PAGE →
There were strict social barriers up until the 1920s and we should not be fooled into thinking that they were completely relaxed thereafter, far from it, but they were loosened up slightly. Elinor Glyn was a social-climbing novelist of the 1890s who received instruction from a countess friend of hers as to who could and could not be asked to one’s house. Army and navy officers could be invited to lunch or dinner, as could diplomats and clergymen. The local vicar might be a regular guest at Sunday lunch or supper, as long as he possessed the key qualification of being a gentleman (many vicars were the younger sons of gentry, but some, of course, were not). Doctors and solicitors tended to be garden-party-only people; no lunch or dinner invitations could ever come their way – the point about garden parties being that you did not introduce people to each other.

DATASET CONTENT →

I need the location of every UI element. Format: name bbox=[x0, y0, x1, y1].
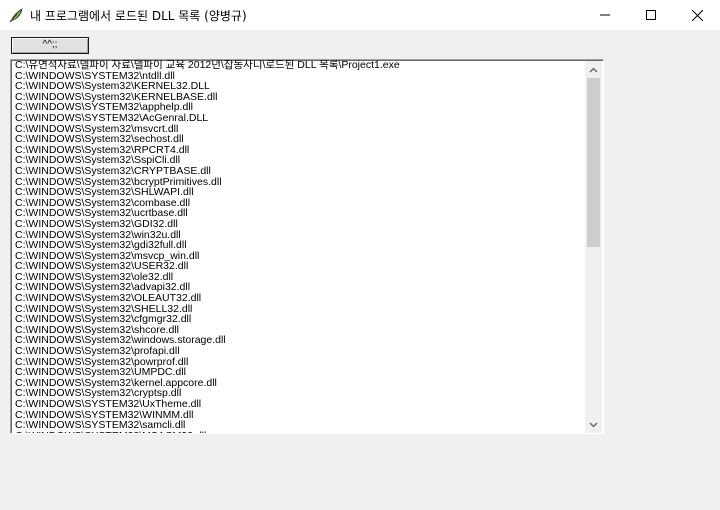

PROBLEM SET →
A. In the passage on social barriers, which professionals were invited only to garden parties?
B. Pick up the passage on social barriers after its final sentence and carry it forward.

REPLIES →
A. Doctors and solicitors.

B.
‘There seems to be a good deal of emotion being vented among the guests in the library. But then they are foreigners.’
MRS HUGHES

As the 1920s drew on, it started to become more fashionable to invite people who may not have been aristocratic, but were certainly entertaining – movie stars, distinguished sportsmen, musicians and so on. Before the First World War, these kinds of people would have been, if not quite ‘below stairs’, then certainly more suitable for the garden than the dining room. Hence, Robert’s bewilderment when he is instructed by Cora to place Dame Nellie Melba, whom he has paid to sing for the guests, on his right at the dinner table, rather than serve her a tray in her room as Carson suggests.

CORA:
‘You will have her next to you at dinner, and you will like it!’

ROBERT:
‘But what do I say to her? What does one say to a singer?’

House-party snobbery may have relaxed enough to allow the invitation of non-gentry, but strict rules of precedence were still observed, both above and below stairs. The higher you were in the peerage – i.e. royalty, duke, earl, viscount and so on – the better the bedroom you were given and the better the place at the dining table (mimicked in the servants’ hall). The grandest female guest would sit to the right of the host; the grandest male guest to the right of the hostess. This had the unfortunate consequence that the hostess of a house party could find herself next to Duke Boring night after night.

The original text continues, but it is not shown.